#### [WORK TO BE COMPLETED]
Leave out the pictures and copy everything else in the entries exactly.

(Dataset records)
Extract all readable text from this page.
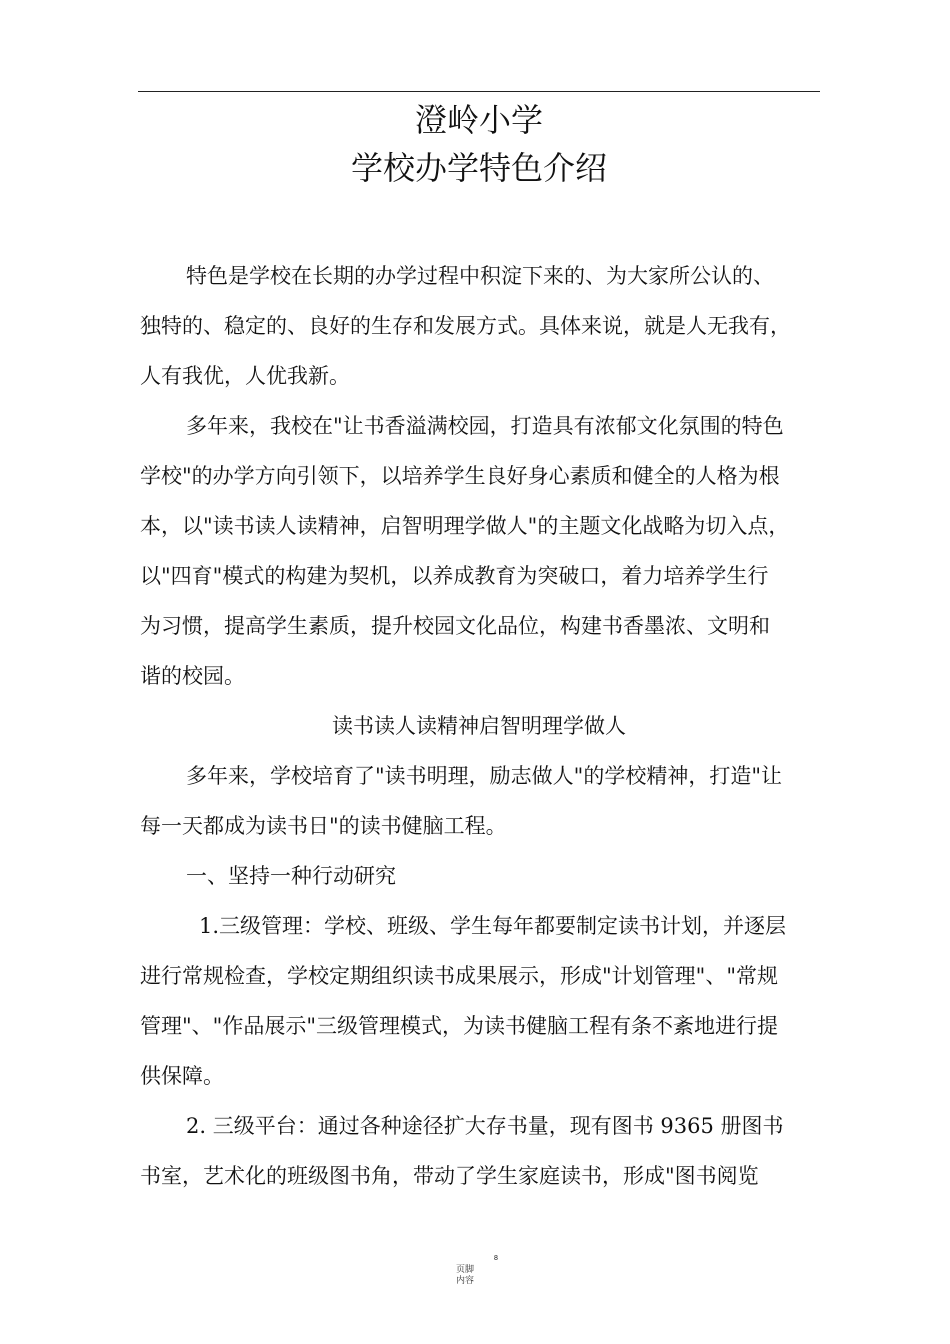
澄岭小学
学校办学特色介绍
特色是学校在长期的办学过程中积淀下来的、为大家所公认的、
独特的、稳定的、良好的生存和发展方式。具体来说，就是人无我有，
人有我优，人优我新。
多年来，我校在"让书香溢满校园，打造具有浓郁文化氛围的特色
学校"的办学方向引领下，以培养学生良好身心素质和健全的人格为根
本，以"读书读人读精神，启智明理学做人"的主题文化战略为切入点，
以"四育"模式的构建为契机，以养成教育为突破口，着力培养学生行
为习惯，提高学生素质，提升校园文化品位，构建书香墨浓、文明和
谐的校园。
读书读人读精神启智明理学做人
多年来，学校培育了"读书明理，励志做人"的学校精神，打造"让
每一天都成为读书日"的读书健脑工程。
一、坚持一种行动研究
1.三级管理：学校、班级、学生每年都要制定读书计划，并逐层
进行常规检查，学校定期组织读书成果展示，形成"计划管理"、"常规
管理"、"作品展示"三级管理模式，为读书健脑工程有条不紊地进行提
供保障。
2. 三级平台：通过各种途径扩大存书量，现有图书 9365 册图书
书室，艺术化的班级图书角，带动了学生家庭读书，形成"图书阅览
8
页脚
内容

#### [THE REPLY]
Extract all readable text from this page.
澄岭小学
学校办学特色介绍
特色是学校在长期的办学过程中积淀下来的、为大家所公认的、
独特的、稳定的、良好的生存和发展方式。具体来说，就是人无我有，
人有我优，人优我新。
多年来，我校在"让书香溢满校园，打造具有浓郁文化氛围的特色
学校"的办学方向引领下，以培养学生良好身心素质和健全的人格为根
本，以"读书读人读精神，启智明理学做人"的主题文化战略为切入点，
以"四育"模式的构建为契机，以养成教育为突破口，着力培养学生行
为习惯，提高学生素质，提升校园文化品位，构建书香墨浓、文明和
谐的校园。
读书读人读精神启智明理学做人
多年来，学校培育了"读书明理，励志做人"的学校精神，打造"让
每一天都成为读书日"的读书健脑工程。
一、坚持一种行动研究
1.三级管理：学校、班级、学生每年都要制定读书计划，并逐层
进行常规检查，学校定期组织读书成果展示，形成"计划管理"、"常规
管理"、"作品展示"三级管理模式，为读书健脑工程有条不紊地进行提
供保障。
2. 三级平台：通过各种途径扩大存书量，现有图书 9365 册图书
书室，艺术化的班级图书角，带动了学生家庭读书，形成"图书阅览
8
页脚
内容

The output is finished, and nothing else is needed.